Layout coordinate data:
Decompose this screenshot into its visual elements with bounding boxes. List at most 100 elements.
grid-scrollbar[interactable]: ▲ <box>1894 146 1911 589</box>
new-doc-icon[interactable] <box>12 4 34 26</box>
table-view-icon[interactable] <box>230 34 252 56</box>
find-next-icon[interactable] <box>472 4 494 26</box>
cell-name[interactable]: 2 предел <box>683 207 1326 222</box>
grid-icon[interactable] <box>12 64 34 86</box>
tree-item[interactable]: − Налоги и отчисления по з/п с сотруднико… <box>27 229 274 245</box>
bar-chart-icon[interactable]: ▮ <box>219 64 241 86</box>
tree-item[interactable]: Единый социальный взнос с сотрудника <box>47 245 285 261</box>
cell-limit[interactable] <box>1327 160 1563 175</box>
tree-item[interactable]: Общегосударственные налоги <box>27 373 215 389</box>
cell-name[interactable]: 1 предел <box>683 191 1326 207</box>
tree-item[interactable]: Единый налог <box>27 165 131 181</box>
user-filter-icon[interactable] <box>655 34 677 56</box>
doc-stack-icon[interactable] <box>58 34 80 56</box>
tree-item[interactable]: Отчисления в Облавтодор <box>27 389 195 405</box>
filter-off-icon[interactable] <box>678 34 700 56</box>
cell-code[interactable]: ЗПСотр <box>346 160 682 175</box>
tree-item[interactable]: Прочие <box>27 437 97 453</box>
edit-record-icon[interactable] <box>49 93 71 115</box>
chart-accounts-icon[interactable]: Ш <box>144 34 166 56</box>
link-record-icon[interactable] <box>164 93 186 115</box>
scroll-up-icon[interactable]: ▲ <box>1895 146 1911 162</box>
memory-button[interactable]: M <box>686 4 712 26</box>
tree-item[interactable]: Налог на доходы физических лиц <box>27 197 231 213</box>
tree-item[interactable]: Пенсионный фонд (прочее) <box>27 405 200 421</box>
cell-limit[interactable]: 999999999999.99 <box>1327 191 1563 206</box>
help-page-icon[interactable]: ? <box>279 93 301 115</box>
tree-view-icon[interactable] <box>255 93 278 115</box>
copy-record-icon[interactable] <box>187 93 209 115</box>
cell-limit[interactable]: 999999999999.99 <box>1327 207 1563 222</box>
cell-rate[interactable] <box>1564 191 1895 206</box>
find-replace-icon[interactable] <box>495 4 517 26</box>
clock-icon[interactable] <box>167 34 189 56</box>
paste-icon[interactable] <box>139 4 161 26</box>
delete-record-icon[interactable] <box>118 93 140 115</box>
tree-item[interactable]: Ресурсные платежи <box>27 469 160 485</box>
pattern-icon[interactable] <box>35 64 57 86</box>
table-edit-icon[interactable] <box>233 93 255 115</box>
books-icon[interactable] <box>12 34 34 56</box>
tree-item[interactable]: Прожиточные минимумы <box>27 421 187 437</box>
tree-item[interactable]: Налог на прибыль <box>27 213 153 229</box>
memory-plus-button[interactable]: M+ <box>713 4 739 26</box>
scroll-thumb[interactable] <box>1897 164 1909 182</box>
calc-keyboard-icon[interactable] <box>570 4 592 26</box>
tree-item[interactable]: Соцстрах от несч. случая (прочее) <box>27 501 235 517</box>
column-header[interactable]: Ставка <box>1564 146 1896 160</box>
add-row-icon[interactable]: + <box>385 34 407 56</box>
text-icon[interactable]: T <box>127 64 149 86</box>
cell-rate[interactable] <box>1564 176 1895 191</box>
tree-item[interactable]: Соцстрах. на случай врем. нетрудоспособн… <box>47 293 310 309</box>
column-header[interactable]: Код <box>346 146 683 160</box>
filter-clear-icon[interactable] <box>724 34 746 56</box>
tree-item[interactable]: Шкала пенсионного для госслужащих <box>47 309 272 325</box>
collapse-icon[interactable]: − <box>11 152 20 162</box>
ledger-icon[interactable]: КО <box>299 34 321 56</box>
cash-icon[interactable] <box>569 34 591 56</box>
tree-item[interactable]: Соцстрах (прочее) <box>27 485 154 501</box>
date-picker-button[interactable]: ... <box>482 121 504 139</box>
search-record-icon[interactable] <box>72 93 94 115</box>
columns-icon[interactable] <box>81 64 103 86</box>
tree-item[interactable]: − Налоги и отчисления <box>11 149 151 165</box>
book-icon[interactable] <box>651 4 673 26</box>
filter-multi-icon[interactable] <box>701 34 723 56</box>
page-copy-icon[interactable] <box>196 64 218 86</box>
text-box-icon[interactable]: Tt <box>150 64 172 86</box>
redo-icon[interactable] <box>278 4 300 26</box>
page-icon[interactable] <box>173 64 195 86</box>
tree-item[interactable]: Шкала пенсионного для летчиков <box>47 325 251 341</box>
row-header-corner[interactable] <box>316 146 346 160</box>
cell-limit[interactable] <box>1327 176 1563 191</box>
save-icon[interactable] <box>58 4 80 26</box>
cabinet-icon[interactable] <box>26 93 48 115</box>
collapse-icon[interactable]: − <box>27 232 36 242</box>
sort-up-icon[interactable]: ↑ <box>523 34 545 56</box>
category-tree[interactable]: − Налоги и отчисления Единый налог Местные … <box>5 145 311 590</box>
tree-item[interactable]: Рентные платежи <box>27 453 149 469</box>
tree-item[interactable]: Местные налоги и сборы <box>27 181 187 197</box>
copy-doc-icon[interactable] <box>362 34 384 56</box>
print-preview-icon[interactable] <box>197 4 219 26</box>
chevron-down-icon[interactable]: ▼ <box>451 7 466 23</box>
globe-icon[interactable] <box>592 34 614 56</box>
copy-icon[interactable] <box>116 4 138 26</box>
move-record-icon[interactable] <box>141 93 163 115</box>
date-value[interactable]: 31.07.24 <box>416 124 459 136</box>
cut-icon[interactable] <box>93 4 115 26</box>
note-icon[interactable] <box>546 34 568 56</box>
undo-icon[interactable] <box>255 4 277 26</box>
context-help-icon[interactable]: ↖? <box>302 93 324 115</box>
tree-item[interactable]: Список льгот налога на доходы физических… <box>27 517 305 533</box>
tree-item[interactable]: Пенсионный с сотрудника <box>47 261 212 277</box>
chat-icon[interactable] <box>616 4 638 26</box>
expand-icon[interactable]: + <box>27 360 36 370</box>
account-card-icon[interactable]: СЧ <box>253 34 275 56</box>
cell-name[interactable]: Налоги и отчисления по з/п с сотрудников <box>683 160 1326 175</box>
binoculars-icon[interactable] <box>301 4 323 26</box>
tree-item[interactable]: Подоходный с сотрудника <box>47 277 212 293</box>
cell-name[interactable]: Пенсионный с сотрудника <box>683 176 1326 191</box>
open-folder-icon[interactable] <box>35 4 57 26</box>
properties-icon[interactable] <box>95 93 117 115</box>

* [TASK PROMPT] Gather every line in the entries above that contains the string "chart", matching its case exactly.

* [FINAL RESULT]
bar-chart-icon[interactable]: ▮ <box>219 64 241 86</box>
chart-accounts-icon[interactable]: Ш <box>144 34 166 56</box>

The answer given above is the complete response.